Task brief - Report all lines holding "value".

Recorded data -
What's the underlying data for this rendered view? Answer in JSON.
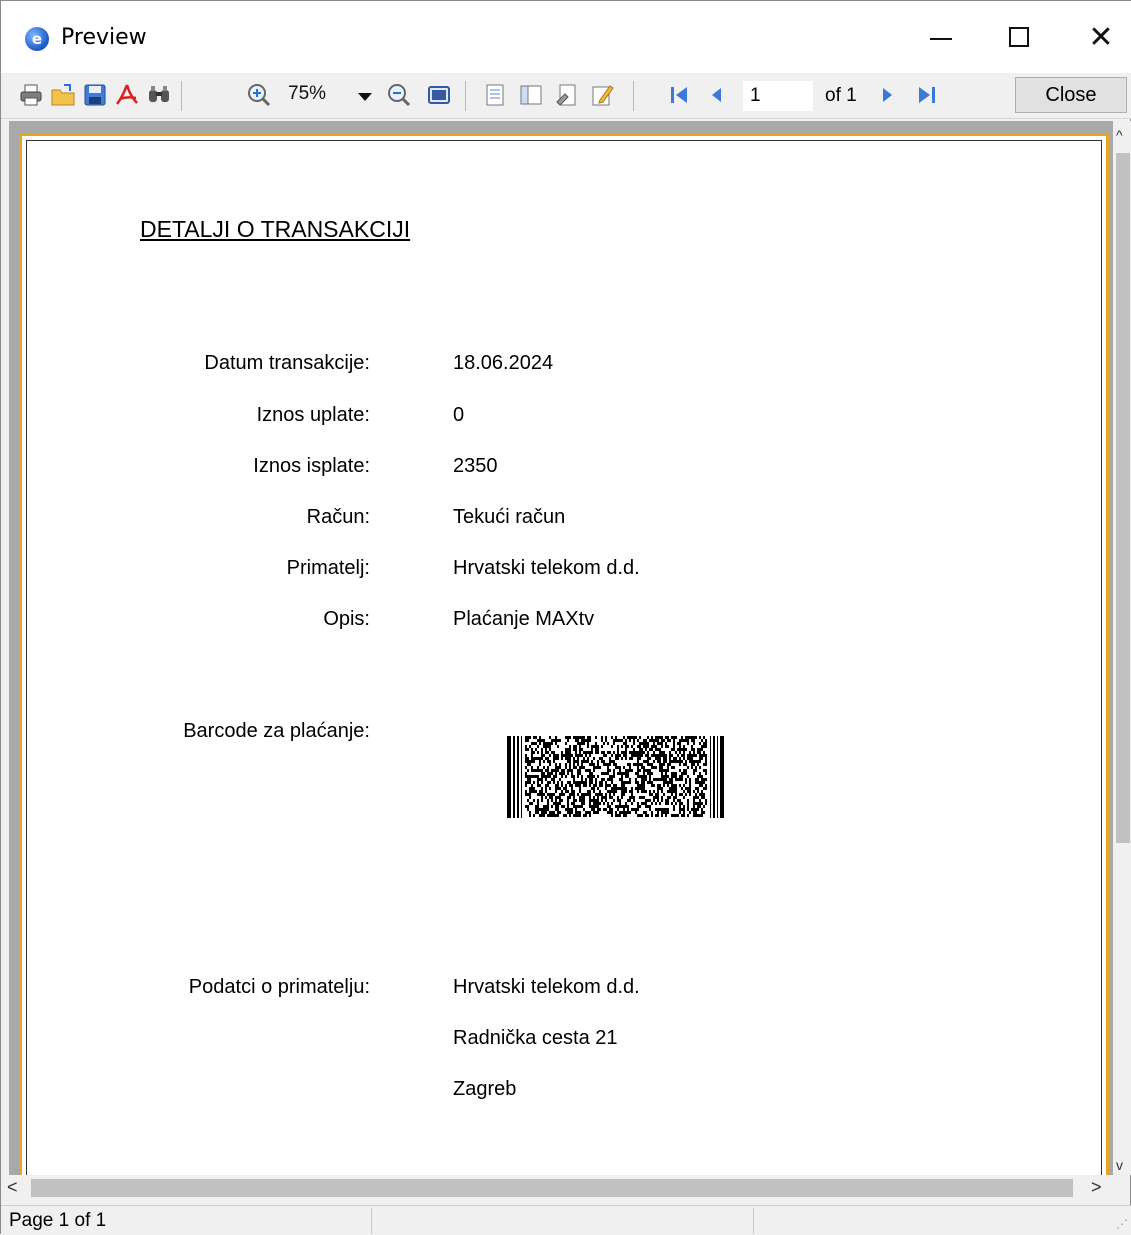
{
  "window": {
    "title": "Preview",
    "app_icon_glyph": "e",
    "controls": {
      "minimize": "minimize",
      "maximize": "maximize",
      "close": "✕"
    }
  },
  "toolbar": {
    "zoom": "75%",
    "page_number": "1",
    "page_of": "of 1",
    "close_label": "Close",
    "icons": [
      "print-icon",
      "open-icon",
      "save-icon",
      "pdf-icon",
      "find-icon",
      "zoom-in-icon",
      "zoom-out-icon",
      "page-view-icon",
      "thumbnails-icon",
      "outline-icon",
      "page-setup-icon",
      "edit-icon",
      "first-page-icon",
      "prev-page-icon",
      "next-page-icon",
      "last-page-icon"
    ]
  },
  "document": {
    "title": "DETALJI O TRANSAKCIJI",
    "fields": [
      {
        "label": "Datum transakcije:",
        "value": "18.06.2024"
      },
      {
        "label": "Iznos uplate:",
        "value": "0"
      },
      {
        "label": "Iznos isplate:",
        "value": "2350"
      },
      {
        "label": "Račun:",
        "value": "Tekući račun"
      },
      {
        "label": "Primatelj:",
        "value": "Hrvatski telekom d.d."
      },
      {
        "label": "Opis:",
        "value": "Plaćanje MAXtv"
      }
    ],
    "barcode_label": "Barcode za plaćanje:",
    "recipient_label": "Podatci o primatelju:",
    "recipient_lines": [
      "Hrvatski telekom d.d.",
      "Radnička cesta 21",
      "Zagreb"
    ]
  },
  "status": {
    "text": "Page 1 of 1"
  },
  "colors": {
    "page_border": "#e6a523",
    "preview_bg": "#a9a9a9"
  }
}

Answer to this task -
        "value": "18.06.2024"
        "value": "0"
        "value": "2350"
        "value": "Tekući račun"
        "value": "Hrvatski telekom d.d."
        "value": "Plaćanje MAXtv"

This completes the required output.